Raw records:
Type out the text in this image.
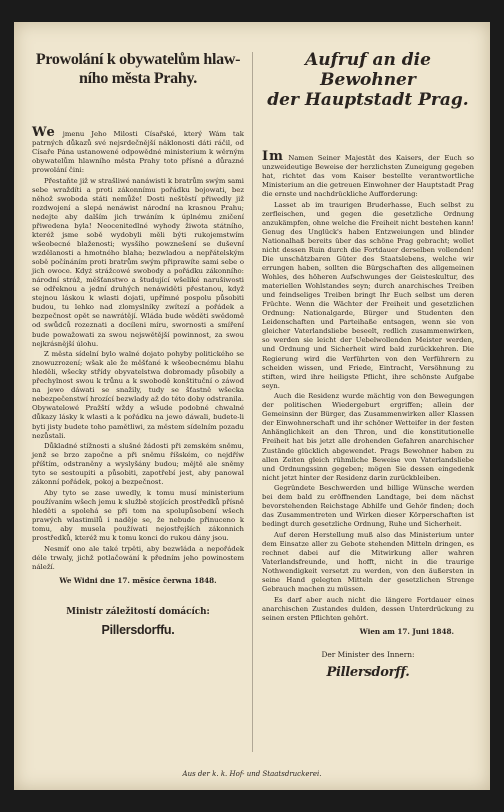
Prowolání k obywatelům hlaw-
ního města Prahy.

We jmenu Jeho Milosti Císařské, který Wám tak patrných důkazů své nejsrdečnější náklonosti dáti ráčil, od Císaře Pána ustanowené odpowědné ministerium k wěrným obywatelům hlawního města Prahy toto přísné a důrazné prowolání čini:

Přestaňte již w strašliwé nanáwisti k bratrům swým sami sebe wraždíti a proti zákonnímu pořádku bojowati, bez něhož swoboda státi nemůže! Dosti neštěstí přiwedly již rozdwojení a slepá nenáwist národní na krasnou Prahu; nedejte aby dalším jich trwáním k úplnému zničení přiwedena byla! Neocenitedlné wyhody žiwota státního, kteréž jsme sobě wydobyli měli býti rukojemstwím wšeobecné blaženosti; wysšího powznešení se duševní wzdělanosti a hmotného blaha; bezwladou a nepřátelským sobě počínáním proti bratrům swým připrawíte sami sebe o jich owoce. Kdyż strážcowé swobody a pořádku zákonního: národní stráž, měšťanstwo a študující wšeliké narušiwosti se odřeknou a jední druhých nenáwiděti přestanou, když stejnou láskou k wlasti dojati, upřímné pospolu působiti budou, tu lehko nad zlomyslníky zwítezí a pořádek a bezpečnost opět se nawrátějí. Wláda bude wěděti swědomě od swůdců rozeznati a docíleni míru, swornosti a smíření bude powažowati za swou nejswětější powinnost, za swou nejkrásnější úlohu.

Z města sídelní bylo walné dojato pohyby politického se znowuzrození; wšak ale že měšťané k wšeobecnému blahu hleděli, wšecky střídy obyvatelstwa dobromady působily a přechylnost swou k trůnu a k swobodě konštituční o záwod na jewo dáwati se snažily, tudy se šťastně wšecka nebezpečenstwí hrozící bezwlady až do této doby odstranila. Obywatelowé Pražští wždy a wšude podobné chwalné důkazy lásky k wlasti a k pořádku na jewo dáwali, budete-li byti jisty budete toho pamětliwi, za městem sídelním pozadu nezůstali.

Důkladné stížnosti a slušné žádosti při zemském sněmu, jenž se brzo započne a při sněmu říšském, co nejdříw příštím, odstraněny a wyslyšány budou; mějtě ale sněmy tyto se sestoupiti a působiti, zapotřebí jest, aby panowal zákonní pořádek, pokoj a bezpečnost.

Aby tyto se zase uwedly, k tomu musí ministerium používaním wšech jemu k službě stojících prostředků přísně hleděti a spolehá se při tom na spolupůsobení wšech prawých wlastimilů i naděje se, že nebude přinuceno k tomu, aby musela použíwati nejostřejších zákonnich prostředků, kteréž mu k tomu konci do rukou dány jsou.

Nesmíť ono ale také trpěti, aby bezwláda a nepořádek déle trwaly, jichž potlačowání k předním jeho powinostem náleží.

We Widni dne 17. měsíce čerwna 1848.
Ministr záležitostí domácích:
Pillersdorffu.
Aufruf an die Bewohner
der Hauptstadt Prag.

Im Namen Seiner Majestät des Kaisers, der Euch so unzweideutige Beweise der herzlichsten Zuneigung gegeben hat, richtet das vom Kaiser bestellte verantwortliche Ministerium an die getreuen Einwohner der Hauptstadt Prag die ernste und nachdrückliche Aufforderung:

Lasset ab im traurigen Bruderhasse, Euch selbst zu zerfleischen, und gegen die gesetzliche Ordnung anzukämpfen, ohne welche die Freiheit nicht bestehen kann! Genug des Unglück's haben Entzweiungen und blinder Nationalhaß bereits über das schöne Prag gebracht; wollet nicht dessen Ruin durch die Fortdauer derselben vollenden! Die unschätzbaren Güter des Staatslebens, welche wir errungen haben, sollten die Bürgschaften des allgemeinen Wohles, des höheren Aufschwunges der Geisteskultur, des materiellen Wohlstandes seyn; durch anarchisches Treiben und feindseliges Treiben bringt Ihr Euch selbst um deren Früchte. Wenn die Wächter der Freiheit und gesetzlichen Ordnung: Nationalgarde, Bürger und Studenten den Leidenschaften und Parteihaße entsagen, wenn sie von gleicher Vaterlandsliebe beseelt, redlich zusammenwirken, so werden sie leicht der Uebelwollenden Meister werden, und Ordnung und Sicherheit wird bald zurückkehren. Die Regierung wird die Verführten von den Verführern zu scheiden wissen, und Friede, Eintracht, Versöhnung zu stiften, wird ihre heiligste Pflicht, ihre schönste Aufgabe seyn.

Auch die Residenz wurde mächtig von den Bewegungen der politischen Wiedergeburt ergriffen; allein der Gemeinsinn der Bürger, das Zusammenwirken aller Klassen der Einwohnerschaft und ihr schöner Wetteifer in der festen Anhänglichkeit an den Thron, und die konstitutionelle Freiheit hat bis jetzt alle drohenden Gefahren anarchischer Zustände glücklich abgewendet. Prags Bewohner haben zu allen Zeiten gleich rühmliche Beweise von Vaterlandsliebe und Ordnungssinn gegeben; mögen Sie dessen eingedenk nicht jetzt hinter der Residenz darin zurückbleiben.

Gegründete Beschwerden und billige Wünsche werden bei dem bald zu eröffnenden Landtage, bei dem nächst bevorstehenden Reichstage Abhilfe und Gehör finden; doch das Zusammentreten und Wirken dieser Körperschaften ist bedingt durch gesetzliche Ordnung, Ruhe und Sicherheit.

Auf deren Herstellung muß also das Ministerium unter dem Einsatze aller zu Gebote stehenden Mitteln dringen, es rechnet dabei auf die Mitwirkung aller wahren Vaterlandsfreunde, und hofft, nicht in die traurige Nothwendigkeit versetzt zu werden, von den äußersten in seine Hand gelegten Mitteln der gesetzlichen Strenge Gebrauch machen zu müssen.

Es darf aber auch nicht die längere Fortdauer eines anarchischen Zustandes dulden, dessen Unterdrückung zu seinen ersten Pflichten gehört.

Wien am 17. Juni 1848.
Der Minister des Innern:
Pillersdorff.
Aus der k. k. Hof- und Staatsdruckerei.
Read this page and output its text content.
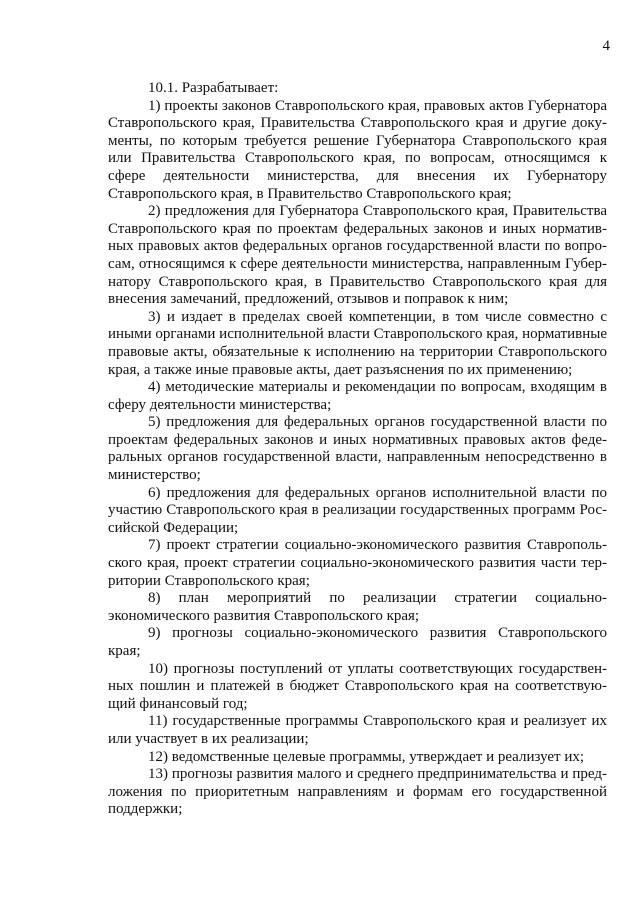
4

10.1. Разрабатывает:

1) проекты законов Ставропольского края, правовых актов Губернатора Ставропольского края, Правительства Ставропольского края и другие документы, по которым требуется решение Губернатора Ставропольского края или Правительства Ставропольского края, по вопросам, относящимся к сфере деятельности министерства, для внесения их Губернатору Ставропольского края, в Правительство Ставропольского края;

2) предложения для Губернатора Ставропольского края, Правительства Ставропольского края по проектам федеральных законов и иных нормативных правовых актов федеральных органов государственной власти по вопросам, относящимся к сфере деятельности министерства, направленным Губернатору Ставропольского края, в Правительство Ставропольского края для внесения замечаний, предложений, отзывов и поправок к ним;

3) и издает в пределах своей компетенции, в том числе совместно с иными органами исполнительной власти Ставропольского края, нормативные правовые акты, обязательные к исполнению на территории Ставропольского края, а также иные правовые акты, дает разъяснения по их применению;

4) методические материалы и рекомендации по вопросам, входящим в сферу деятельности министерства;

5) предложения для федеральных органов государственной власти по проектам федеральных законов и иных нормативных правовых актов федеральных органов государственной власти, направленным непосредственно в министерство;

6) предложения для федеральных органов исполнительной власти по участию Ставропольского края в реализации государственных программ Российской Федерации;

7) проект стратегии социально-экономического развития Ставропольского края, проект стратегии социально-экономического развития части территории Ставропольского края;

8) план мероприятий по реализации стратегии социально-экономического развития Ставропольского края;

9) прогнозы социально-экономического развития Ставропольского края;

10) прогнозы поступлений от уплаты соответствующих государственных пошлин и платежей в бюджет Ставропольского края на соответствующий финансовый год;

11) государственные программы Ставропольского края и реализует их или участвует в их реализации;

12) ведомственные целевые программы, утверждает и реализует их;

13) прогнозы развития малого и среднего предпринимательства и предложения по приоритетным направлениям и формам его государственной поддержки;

JOB:
Pick out all lines containing the string "стратегии".

RESPONSE TO THIS TASK:
7) проект стратегии социально-экономического развития Ставропольского края, проект стратегии социально-экономического развития части территории Ставропольского края;
8) план мероприятий по реализации стратегии социально-экономического развития Ставропольского края;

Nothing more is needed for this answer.